Data records:
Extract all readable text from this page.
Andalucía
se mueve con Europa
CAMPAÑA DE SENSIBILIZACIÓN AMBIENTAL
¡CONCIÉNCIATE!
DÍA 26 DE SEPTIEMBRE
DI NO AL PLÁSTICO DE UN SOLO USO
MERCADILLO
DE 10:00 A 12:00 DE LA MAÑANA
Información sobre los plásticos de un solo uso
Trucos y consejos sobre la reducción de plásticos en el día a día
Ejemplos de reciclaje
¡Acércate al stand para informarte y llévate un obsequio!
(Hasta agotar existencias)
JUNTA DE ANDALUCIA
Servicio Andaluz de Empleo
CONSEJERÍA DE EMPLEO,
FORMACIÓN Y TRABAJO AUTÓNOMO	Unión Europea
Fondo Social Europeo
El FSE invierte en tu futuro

GOAL OF THE EXERCISE: Copy each line of the data that contains the word "plásticos".

EXPECTED ANSWER:
Información sobre los plásticos de un solo uso
Trucos y consejos sobre la reducción de plásticos en el día a día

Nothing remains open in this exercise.